Dataset:

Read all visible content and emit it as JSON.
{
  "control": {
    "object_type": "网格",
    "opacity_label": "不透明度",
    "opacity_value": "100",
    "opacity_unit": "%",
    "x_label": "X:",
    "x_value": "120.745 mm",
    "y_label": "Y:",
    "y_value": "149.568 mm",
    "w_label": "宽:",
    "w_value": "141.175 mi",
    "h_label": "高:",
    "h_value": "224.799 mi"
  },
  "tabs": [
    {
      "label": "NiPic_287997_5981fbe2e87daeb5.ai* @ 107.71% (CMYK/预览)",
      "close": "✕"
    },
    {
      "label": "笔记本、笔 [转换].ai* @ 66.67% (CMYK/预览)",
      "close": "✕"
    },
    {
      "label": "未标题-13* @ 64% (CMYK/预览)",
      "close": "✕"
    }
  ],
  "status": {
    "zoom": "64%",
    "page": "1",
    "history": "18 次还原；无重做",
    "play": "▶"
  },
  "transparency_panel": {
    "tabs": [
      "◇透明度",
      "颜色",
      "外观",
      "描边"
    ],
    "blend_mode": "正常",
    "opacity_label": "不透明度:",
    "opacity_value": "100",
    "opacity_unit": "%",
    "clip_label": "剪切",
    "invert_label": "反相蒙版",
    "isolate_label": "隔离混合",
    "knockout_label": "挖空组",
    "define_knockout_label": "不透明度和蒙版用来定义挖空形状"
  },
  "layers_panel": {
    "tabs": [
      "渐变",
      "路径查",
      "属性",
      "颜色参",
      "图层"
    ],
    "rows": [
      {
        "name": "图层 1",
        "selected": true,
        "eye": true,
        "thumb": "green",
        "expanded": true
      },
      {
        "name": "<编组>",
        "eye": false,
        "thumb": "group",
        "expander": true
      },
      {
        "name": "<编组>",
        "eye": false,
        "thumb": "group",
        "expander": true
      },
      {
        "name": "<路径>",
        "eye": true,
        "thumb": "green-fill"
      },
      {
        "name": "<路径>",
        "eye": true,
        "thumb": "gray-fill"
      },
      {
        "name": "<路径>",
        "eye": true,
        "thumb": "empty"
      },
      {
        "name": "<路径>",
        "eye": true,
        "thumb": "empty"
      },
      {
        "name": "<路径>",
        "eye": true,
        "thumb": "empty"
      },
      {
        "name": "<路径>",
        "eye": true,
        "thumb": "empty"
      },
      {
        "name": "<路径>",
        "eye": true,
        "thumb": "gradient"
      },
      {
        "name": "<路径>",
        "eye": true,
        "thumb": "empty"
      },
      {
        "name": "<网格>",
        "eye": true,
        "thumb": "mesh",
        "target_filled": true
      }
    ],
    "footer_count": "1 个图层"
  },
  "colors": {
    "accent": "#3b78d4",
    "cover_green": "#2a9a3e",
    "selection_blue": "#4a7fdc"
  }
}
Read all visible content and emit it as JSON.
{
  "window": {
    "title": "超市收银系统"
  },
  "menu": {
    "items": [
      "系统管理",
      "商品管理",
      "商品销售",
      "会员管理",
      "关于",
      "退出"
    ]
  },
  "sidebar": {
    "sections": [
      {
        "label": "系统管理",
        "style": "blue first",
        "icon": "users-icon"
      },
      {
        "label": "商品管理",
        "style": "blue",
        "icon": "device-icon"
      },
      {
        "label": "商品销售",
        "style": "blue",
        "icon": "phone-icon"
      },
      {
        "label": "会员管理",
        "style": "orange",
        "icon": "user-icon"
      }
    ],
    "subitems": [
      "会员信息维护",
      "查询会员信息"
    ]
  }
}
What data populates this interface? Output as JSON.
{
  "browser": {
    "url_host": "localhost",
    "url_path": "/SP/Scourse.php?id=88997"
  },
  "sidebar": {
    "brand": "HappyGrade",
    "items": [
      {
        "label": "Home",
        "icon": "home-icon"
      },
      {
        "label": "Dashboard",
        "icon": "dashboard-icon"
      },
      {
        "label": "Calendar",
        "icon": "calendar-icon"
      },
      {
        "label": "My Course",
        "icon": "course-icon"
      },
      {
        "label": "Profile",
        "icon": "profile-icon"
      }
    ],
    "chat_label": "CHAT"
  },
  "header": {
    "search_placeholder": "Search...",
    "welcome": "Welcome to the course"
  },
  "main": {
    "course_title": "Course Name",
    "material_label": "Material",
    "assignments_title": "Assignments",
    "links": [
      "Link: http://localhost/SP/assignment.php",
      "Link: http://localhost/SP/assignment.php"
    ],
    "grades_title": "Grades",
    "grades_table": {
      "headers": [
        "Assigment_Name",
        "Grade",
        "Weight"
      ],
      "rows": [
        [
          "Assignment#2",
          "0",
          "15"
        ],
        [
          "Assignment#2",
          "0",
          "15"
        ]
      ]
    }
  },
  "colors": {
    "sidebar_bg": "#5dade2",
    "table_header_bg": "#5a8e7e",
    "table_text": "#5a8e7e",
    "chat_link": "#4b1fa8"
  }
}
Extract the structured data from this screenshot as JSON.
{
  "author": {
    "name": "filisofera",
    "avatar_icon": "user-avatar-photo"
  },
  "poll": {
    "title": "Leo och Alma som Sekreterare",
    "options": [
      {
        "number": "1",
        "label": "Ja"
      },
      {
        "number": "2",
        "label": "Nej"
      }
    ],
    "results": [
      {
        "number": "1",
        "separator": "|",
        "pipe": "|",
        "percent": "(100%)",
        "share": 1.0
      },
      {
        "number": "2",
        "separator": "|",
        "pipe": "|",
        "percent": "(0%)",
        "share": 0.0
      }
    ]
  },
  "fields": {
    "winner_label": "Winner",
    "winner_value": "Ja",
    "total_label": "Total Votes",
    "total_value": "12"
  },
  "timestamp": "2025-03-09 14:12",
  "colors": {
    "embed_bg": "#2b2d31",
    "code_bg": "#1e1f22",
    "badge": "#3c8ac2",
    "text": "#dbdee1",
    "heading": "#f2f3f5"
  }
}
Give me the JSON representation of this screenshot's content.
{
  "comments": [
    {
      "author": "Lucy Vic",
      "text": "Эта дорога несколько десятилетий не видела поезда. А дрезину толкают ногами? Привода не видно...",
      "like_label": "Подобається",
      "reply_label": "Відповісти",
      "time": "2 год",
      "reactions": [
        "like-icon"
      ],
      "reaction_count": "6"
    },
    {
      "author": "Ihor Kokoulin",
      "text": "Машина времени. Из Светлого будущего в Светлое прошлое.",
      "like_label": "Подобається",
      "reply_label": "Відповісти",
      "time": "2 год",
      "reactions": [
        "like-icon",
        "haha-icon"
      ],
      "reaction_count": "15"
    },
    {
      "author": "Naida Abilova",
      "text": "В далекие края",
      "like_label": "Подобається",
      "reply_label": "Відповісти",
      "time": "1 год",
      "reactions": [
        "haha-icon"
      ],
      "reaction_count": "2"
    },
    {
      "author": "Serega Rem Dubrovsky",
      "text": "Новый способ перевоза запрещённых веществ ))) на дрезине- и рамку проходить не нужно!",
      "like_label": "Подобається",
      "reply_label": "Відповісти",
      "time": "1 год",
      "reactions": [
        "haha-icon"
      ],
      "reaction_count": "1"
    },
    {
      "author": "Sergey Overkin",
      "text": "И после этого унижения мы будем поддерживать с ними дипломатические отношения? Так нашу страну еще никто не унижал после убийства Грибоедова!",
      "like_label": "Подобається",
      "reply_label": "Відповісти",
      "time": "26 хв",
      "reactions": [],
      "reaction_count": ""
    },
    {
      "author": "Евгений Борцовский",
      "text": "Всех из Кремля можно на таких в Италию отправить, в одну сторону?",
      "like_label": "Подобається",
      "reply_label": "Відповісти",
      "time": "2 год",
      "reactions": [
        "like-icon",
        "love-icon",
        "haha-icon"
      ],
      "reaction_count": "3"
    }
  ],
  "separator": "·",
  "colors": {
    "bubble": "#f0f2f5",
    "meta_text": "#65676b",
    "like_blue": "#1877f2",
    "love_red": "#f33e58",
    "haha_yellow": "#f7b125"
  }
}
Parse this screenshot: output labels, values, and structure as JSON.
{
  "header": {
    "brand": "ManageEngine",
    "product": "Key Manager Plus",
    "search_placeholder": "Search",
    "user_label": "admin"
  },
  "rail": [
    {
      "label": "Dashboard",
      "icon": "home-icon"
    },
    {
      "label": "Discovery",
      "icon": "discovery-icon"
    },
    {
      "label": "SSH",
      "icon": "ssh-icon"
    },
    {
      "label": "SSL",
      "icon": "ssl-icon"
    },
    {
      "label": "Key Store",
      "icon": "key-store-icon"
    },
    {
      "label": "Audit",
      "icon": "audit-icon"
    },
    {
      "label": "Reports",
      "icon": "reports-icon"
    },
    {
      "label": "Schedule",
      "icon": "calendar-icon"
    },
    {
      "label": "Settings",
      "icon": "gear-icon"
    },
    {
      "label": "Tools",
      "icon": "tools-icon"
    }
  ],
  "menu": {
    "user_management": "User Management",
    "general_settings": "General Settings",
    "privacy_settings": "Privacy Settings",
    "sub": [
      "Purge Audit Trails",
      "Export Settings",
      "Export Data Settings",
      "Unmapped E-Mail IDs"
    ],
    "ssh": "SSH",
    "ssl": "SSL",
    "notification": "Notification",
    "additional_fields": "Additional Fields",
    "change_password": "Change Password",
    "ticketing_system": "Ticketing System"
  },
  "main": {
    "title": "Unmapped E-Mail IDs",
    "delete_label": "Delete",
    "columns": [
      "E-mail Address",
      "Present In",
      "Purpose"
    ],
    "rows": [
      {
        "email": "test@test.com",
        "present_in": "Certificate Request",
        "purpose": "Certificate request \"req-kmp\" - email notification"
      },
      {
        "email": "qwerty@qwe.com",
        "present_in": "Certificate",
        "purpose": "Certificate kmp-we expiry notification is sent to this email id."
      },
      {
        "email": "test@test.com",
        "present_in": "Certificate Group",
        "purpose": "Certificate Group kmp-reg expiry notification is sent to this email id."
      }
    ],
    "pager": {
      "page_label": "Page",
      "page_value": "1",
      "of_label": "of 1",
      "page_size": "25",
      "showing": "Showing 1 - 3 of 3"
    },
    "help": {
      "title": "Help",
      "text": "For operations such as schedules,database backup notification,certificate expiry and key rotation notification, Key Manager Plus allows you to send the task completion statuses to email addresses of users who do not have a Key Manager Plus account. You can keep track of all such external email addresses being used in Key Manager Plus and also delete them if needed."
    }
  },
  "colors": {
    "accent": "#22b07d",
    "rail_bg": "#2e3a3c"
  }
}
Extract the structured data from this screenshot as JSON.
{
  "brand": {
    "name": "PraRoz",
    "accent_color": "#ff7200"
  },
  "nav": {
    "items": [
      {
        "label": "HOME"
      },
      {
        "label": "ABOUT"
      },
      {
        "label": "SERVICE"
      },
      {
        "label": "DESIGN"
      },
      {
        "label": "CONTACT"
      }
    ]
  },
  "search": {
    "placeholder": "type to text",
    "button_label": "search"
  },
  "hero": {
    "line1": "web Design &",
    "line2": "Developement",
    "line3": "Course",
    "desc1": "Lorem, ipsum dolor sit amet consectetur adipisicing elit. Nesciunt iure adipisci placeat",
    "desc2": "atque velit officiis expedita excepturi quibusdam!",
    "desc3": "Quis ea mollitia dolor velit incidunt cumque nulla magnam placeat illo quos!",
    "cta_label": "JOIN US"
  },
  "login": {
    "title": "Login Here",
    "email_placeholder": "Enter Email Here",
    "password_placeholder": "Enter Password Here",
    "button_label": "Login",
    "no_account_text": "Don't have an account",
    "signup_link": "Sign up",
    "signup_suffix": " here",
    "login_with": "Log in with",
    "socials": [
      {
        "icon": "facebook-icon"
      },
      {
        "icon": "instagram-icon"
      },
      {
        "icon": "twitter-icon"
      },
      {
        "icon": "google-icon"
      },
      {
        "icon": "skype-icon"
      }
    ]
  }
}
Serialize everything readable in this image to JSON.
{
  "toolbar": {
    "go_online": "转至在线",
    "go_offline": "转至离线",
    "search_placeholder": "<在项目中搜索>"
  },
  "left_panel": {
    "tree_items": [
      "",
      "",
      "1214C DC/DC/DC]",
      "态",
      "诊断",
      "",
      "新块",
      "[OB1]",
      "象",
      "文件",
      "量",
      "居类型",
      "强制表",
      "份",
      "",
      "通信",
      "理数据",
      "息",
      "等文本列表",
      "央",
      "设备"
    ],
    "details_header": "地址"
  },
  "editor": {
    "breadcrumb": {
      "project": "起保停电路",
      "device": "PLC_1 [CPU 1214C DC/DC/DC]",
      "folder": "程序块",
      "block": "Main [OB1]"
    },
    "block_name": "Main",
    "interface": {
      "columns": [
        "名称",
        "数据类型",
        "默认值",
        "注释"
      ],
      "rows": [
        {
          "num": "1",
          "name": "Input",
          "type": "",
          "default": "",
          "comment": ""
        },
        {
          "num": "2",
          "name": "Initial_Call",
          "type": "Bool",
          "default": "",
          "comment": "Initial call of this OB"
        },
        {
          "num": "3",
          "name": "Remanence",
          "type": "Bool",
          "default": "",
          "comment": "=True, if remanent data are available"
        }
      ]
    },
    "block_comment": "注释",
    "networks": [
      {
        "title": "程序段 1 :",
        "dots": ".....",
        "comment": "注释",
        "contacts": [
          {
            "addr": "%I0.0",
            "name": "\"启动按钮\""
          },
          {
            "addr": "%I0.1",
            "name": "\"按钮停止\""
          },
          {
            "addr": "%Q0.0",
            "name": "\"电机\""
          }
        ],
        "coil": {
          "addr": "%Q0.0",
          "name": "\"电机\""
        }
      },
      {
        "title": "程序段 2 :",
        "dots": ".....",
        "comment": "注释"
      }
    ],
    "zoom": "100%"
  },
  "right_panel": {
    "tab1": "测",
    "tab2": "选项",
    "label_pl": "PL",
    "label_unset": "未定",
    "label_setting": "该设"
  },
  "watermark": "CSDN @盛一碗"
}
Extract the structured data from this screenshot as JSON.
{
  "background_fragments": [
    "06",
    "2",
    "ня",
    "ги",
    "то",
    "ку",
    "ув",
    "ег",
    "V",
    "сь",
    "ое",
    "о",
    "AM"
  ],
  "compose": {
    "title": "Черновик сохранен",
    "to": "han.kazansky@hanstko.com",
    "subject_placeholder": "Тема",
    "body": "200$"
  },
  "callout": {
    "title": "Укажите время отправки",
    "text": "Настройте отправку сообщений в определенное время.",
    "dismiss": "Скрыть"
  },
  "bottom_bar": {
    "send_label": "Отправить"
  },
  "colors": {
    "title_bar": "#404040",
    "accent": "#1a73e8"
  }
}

The problem:
Copy every line of the material in which the word "localhost" occurs.

Answer to the task:
    "url_host": "localhost",
      "Link: http://localhost/SP/assignment.php",
      "Link: http://localhost/SP/assignment.php"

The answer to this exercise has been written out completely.